SHORT TASK. Each line of the material must be returned exactly.

Collected data
--------------------------------

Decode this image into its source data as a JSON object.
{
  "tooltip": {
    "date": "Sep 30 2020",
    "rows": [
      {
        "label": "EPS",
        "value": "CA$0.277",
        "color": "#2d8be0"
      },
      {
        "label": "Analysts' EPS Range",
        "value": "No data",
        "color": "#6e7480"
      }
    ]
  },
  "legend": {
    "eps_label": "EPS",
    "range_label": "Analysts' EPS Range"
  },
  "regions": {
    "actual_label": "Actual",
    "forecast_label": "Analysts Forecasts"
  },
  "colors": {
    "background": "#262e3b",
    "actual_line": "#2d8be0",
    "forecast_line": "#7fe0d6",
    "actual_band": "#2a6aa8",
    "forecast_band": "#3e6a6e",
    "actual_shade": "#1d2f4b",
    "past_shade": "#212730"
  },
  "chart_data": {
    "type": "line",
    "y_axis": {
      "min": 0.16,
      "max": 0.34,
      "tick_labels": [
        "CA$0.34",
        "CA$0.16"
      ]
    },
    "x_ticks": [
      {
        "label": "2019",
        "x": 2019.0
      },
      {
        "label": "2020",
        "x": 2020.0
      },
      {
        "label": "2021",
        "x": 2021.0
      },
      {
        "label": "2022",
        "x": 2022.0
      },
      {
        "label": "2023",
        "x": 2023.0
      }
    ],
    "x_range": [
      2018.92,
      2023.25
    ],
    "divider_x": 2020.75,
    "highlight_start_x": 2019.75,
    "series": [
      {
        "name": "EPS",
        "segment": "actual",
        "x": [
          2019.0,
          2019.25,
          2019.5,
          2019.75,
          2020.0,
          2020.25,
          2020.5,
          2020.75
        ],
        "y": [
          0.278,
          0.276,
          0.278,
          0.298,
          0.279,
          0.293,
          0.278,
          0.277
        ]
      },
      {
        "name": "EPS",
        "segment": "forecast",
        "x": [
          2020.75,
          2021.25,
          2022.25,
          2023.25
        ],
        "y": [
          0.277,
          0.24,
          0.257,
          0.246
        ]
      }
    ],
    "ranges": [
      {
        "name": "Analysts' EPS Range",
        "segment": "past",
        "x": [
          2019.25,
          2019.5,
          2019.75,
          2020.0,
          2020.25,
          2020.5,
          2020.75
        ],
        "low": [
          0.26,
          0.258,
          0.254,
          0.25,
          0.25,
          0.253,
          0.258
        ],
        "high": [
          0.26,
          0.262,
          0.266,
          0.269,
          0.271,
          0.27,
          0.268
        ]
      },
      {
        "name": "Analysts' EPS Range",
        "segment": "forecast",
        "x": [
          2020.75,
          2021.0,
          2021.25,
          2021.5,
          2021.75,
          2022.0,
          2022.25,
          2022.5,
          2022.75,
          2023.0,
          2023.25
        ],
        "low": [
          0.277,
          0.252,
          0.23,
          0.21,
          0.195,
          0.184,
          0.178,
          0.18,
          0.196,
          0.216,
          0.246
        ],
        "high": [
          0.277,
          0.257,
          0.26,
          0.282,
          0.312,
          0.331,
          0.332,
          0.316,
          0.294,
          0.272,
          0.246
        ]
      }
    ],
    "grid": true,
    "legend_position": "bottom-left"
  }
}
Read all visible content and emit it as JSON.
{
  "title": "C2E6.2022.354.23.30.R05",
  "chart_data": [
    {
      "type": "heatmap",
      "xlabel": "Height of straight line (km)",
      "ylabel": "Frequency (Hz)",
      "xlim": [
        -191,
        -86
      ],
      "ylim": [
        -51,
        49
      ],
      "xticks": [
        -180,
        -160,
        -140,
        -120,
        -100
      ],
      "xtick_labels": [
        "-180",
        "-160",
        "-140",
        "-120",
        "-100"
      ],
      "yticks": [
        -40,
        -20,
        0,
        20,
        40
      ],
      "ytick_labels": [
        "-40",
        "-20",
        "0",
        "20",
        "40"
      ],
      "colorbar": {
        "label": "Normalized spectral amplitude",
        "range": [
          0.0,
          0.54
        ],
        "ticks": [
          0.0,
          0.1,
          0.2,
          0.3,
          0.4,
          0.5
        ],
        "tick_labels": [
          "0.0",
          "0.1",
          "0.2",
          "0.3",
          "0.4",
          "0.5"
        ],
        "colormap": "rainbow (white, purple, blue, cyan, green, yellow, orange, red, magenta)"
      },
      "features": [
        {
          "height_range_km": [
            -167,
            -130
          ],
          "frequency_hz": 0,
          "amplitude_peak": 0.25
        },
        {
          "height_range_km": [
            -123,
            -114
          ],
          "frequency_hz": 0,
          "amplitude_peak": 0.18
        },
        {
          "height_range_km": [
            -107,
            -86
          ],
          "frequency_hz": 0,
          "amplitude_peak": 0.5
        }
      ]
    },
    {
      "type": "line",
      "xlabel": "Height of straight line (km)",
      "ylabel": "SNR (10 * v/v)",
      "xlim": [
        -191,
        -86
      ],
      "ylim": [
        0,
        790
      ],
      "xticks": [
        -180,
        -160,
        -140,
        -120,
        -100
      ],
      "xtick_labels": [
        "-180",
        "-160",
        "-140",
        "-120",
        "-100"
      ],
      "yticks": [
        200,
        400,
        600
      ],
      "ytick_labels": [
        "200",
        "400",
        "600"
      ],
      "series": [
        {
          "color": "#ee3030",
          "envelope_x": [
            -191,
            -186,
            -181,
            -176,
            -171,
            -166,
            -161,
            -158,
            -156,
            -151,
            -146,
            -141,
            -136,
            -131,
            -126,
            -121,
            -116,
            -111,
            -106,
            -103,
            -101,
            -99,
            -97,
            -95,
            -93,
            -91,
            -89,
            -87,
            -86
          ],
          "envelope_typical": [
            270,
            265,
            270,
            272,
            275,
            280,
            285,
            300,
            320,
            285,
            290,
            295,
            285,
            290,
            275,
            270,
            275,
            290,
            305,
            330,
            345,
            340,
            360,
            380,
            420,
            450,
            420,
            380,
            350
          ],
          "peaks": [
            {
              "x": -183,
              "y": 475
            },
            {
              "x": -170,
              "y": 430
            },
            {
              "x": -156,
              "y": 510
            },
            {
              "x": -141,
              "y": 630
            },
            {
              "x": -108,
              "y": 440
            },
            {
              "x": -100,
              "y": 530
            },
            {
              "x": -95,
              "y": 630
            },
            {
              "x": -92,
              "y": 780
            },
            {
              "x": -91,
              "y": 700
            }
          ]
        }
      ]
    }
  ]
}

--------------------------------

EXERCISE RESPONSE.
Decode this image into its source data as a JSON object.
{
  "tooltip": {
    "date": "Sep 30 2020",
    "rows": [
      {
        "label": "EPS",
        "value": "CA$0.277",
        "color": "#2d8be0"
      },
      {
        "label": "Analysts' EPS Range",
        "value": "No data",
        "color": "#6e7480"
      }
    ]
  },
  "legend": {
    "eps_label": "EPS",
    "range_label": "Analysts' EPS Range"
  },
  "regions": {
    "actual_label": "Actual",
    "forecast_label": "Analysts Forecasts"
  },
  "colors": {
    "background": "#262e3b",
    "actual_line": "#2d8be0",
    "forecast_line": "#7fe0d6",
    "actual_band": "#2a6aa8",
    "forecast_band": "#3e6a6e",
    "actual_shade": "#1d2f4b",
    "past_shade": "#212730"
  },
  "chart_data": {
    "type": "line",
    "y_axis": {
      "min": 0.16,
      "max": 0.34,
      "tick_labels": [
        "CA$0.34",
        "CA$0.16"
      ]
    },
    "x_ticks": [
      {
        "label": "2019",
        "x": 2019.0
      },
      {
        "label": "2020",
        "x": 2020.0
      },
      {
        "label": "2021",
        "x": 2021.0
      },
      {
        "label": "2022",
        "x": 2022.0
      },
      {
        "label": "2023",
        "x": 2023.0
      }
    ],
    "x_range": [
      2018.92,
      2023.25
    ],
    "divider_x": 2020.75,
    "highlight_start_x": 2019.75,
    "series": [
      {
        "name": "EPS",
        "segment": "actual",
        "x": [
          2019.0,
          2019.25,
          2019.5,
          2019.75,
          2020.0,
          2020.25,
          2020.5,
          2020.75
        ],
        "y": [
          0.278,
          0.276,
          0.278,
          0.298,
          0.279,
          0.293,
          0.278,
          0.277
        ]
      },
      {
        "name": "EPS",
        "segment": "forecast",
        "x": [
          2020.75,
          2021.25,
          2022.25,
          2023.25
        ],
        "y": [
          0.277,
          0.24,
          0.257,
          0.246
        ]
      }
    ],
    "ranges": [
      {
        "name": "Analysts' EPS Range",
        "segment": "past",
        "x": [
          2019.25,
          2019.5,
          2019.75,
          2020.0,
          2020.25,
          2020.5,
          2020.75
        ],
        "low": [
          0.26,
          0.258,
          0.254,
          0.25,
          0.25,
          0.253,
          0.258
        ],
        "high": [
          0.26,
          0.262,
          0.266,
          0.269,
          0.271,
          0.27,
          0.268
        ]
      },
      {
        "name": "Analysts' EPS Range",
        "segment": "forecast",
        "x": [
          2020.75,
          2021.0,
          2021.25,
          2021.5,
          2021.75,
          2022.0,
          2022.25,
          2022.5,
          2022.75,
          2023.0,
          2023.25
        ],
        "low": [
          0.277,
          0.252,
          0.23,
          0.21,
          0.195,
          0.184,
          0.178,
          0.18,
          0.196,
          0.216,
          0.246
        ],
        "high": [
          0.277,
          0.257,
          0.26,
          0.282,
          0.312,
          0.331,
          0.332,
          0.316,
          0.294,
          0.272,
          0.246
        ]
      }
    ],
    "grid": true,
    "legend_position": "bottom-left"
  }
}
Read all visible content and emit it as JSON.
{
  "title": "C2E6.2022.354.23.30.R05",
  "chart_data": [
    {
      "type": "heatmap",
      "xlabel": "Height of straight line (km)",
      "ylabel": "Frequency (Hz)",
      "xlim": [
        -191,
        -86
      ],
      "ylim": [
        -51,
        49
      ],
      "xticks": [
        -180,
        -160,
        -140,
        -120,
        -100
      ],
      "xtick_labels": [
        "-180",
        "-160",
        "-140",
        "-120",
        "-100"
      ],
      "yticks": [
        -40,
        -20,
        0,
        20,
        40
      ],
      "ytick_labels": [
        "-40",
        "-20",
        "0",
        "20",
        "40"
      ],
      "colorbar": {
        "label": "Normalized spectral amplitude",
        "range": [
          0.0,
          0.54
        ],
        "ticks": [
          0.0,
          0.1,
          0.2,
          0.3,
          0.4,
          0.5
        ],
        "tick_labels": [
          "0.0",
          "0.1",
          "0.2",
          "0.3",
          "0.4",
          "0.5"
        ],
        "colormap": "rainbow (white, purple, blue, cyan, green, yellow, orange, red, magenta)"
      },
      "features": [
        {
          "height_range_km": [
            -167,
            -130
          ],
          "frequency_hz": 0,
          "amplitude_peak": 0.25
        },
        {
          "height_range_km": [
            -123,
            -114
          ],
          "frequency_hz": 0,
          "amplitude_peak": 0.18
        },
        {
          "height_range_km": [
            -107,
            -86
          ],
          "frequency_hz": 0,
          "amplitude_peak": 0.5
        }
      ]
    },
    {
      "type": "line",
      "xlabel": "Height of straight line (km)",
      "ylabel": "SNR (10 * v/v)",
      "xlim": [
        -191,
        -86
      ],
      "ylim": [
        0,
        790
      ],
      "xticks": [
        -180,
        -160,
        -140,
        -120,
        -100
      ],
      "xtick_labels": [
        "-180",
        "-160",
        "-140",
        "-120",
        "-100"
      ],
      "yticks": [
        200,
        400,
        600
      ],
      "ytick_labels": [
        "200",
        "400",
        "600"
      ],
      "series": [
        {
          "color": "#ee3030",
          "envelope_x": [
            -191,
            -186,
            -181,
            -176,
            -171,
            -166,
            -161,
            -158,
            -156,
            -151,
            -146,
            -141,
            -136,
            -131,
            -126,
            -121,
            -116,
            -111,
            -106,
            -103,
            -101,
            -99,
            -97,
            -95,
            -93,
            -91,
            -89,
            -87,
            -86
          ],
          "envelope_typical": [
            270,
            265,
            270,
            272,
            275,
            280,
            285,
            300,
            320,
            285,
            290,
            295,
            285,
            290,
            275,
            270,
            275,
            290,
            305,
            330,
            345,
            340,
            360,
            380,
            420,
            450,
            420,
            380,
            350
          ],
          "peaks": [
            {
              "x": -183,
              "y": 475
            },
            {
              "x": -170,
              "y": 430
            },
            {
              "x": -156,
              "y": 510
            },
            {
              "x": -141,
              "y": 630
            },
            {
              "x": -108,
              "y": 440
            },
            {
              "x": -100,
              "y": 530
            },
            {
              "x": -95,
              "y": 630
            },
            {
              "x": -92,
              "y": 780
            },
            {
              "x": -91,
              "y": 700
            }
          ]
        }
      ]
    }
  ]
}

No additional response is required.